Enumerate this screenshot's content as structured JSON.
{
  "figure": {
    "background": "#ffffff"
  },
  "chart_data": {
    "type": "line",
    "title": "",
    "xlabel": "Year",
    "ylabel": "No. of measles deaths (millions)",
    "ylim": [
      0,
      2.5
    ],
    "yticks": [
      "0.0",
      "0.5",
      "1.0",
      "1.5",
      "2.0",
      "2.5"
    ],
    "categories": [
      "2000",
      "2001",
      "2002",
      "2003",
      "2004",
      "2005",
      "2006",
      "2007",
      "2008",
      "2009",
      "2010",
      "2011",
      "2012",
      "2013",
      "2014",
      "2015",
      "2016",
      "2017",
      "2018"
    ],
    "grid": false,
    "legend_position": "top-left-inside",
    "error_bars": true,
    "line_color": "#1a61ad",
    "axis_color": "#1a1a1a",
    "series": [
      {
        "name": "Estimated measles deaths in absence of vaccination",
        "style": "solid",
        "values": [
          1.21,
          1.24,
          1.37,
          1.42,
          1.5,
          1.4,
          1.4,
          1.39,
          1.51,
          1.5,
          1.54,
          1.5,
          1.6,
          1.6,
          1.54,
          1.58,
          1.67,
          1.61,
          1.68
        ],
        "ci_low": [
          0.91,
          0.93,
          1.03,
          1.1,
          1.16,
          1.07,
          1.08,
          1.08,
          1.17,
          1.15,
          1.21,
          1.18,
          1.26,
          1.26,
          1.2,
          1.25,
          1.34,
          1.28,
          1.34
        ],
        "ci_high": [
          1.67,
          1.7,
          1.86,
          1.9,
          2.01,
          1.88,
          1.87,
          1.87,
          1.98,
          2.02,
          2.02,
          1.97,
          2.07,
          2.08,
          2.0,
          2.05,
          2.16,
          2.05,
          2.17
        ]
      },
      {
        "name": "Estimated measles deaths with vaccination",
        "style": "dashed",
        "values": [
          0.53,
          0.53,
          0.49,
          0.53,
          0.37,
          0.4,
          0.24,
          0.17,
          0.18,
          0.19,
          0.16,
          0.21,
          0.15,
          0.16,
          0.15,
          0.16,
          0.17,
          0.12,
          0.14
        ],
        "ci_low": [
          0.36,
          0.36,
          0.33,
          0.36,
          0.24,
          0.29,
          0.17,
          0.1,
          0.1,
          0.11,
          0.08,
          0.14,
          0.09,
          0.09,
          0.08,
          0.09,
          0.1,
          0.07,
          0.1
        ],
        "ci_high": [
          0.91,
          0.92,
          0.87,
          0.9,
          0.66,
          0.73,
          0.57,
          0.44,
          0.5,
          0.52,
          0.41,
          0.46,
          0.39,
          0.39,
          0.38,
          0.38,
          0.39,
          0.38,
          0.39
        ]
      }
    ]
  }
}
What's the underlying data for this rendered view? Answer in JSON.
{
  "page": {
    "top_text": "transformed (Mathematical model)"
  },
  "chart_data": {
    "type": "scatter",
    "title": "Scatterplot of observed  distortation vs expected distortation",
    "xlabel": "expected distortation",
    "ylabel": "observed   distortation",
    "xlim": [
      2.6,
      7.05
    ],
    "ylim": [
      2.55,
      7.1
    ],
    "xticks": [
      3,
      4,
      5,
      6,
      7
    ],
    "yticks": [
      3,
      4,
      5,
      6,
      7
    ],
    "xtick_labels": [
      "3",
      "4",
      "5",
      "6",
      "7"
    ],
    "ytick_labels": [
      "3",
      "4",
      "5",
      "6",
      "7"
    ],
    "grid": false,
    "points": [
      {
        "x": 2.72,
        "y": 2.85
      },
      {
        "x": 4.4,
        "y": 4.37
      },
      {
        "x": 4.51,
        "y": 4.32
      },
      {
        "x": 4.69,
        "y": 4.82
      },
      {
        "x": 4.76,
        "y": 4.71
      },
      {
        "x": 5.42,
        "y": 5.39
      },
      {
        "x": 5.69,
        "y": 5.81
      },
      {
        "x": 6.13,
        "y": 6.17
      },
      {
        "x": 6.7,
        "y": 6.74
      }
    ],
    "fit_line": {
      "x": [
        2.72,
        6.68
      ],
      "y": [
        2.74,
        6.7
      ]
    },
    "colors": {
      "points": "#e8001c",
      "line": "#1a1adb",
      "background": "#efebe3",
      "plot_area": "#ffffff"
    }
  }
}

▶ **Given task**: Output the full listing without altering anything.

▶ **Response for this exercise**:
Enumerate this screenshot's content as structured JSON.
{
  "figure": {
    "background": "#ffffff"
  },
  "chart_data": {
    "type": "line",
    "title": "",
    "xlabel": "Year",
    "ylabel": "No. of measles deaths (millions)",
    "ylim": [
      0,
      2.5
    ],
    "yticks": [
      "0.0",
      "0.5",
      "1.0",
      "1.5",
      "2.0",
      "2.5"
    ],
    "categories": [
      "2000",
      "2001",
      "2002",
      "2003",
      "2004",
      "2005",
      "2006",
      "2007",
      "2008",
      "2009",
      "2010",
      "2011",
      "2012",
      "2013",
      "2014",
      "2015",
      "2016",
      "2017",
      "2018"
    ],
    "grid": false,
    "legend_position": "top-left-inside",
    "error_bars": true,
    "line_color": "#1a61ad",
    "axis_color": "#1a1a1a",
    "series": [
      {
        "name": "Estimated measles deaths in absence of vaccination",
        "style": "solid",
        "values": [
          1.21,
          1.24,
          1.37,
          1.42,
          1.5,
          1.4,
          1.4,
          1.39,
          1.51,
          1.5,
          1.54,
          1.5,
          1.6,
          1.6,
          1.54,
          1.58,
          1.67,
          1.61,
          1.68
        ],
        "ci_low": [
          0.91,
          0.93,
          1.03,
          1.1,
          1.16,
          1.07,
          1.08,
          1.08,
          1.17,
          1.15,
          1.21,
          1.18,
          1.26,
          1.26,
          1.2,
          1.25,
          1.34,
          1.28,
          1.34
        ],
        "ci_high": [
          1.67,
          1.7,
          1.86,
          1.9,
          2.01,
          1.88,
          1.87,
          1.87,
          1.98,
          2.02,
          2.02,
          1.97,
          2.07,
          2.08,
          2.0,
          2.05,
          2.16,
          2.05,
          2.17
        ]
      },
      {
        "name": "Estimated measles deaths with vaccination",
        "style": "dashed",
        "values": [
          0.53,
          0.53,
          0.49,
          0.53,
          0.37,
          0.4,
          0.24,
          0.17,
          0.18,
          0.19,
          0.16,
          0.21,
          0.15,
          0.16,
          0.15,
          0.16,
          0.17,
          0.12,
          0.14
        ],
        "ci_low": [
          0.36,
          0.36,
          0.33,
          0.36,
          0.24,
          0.29,
          0.17,
          0.1,
          0.1,
          0.11,
          0.08,
          0.14,
          0.09,
          0.09,
          0.08,
          0.09,
          0.1,
          0.07,
          0.1
        ],
        "ci_high": [
          0.91,
          0.92,
          0.87,
          0.9,
          0.66,
          0.73,
          0.57,
          0.44,
          0.5,
          0.52,
          0.41,
          0.46,
          0.39,
          0.39,
          0.38,
          0.38,
          0.39,
          0.38,
          0.39
        ]
      }
    ]
  }
}
What's the underlying data for this rendered view? Answer in JSON.
{
  "page": {
    "top_text": "transformed (Mathematical model)"
  },
  "chart_data": {
    "type": "scatter",
    "title": "Scatterplot of observed  distortation vs expected distortation",
    "xlabel": "expected distortation",
    "ylabel": "observed   distortation",
    "xlim": [
      2.6,
      7.05
    ],
    "ylim": [
      2.55,
      7.1
    ],
    "xticks": [
      3,
      4,
      5,
      6,
      7
    ],
    "yticks": [
      3,
      4,
      5,
      6,
      7
    ],
    "xtick_labels": [
      "3",
      "4",
      "5",
      "6",
      "7"
    ],
    "ytick_labels": [
      "3",
      "4",
      "5",
      "6",
      "7"
    ],
    "grid": false,
    "points": [
      {
        "x": 2.72,
        "y": 2.85
      },
      {
        "x": 4.4,
        "y": 4.37
      },
      {
        "x": 4.51,
        "y": 4.32
      },
      {
        "x": 4.69,
        "y": 4.82
      },
      {
        "x": 4.76,
        "y": 4.71
      },
      {
        "x": 5.42,
        "y": 5.39
      },
      {
        "x": 5.69,
        "y": 5.81
      },
      {
        "x": 6.13,
        "y": 6.17
      },
      {
        "x": 6.7,
        "y": 6.74
      }
    ],
    "fit_line": {
      "x": [
        2.72,
        6.68
      ],
      "y": [
        2.74,
        6.7
      ]
    },
    "colors": {
      "points": "#e8001c",
      "line": "#1a1adb",
      "background": "#efebe3",
      "plot_area": "#ffffff"
    }
  }
}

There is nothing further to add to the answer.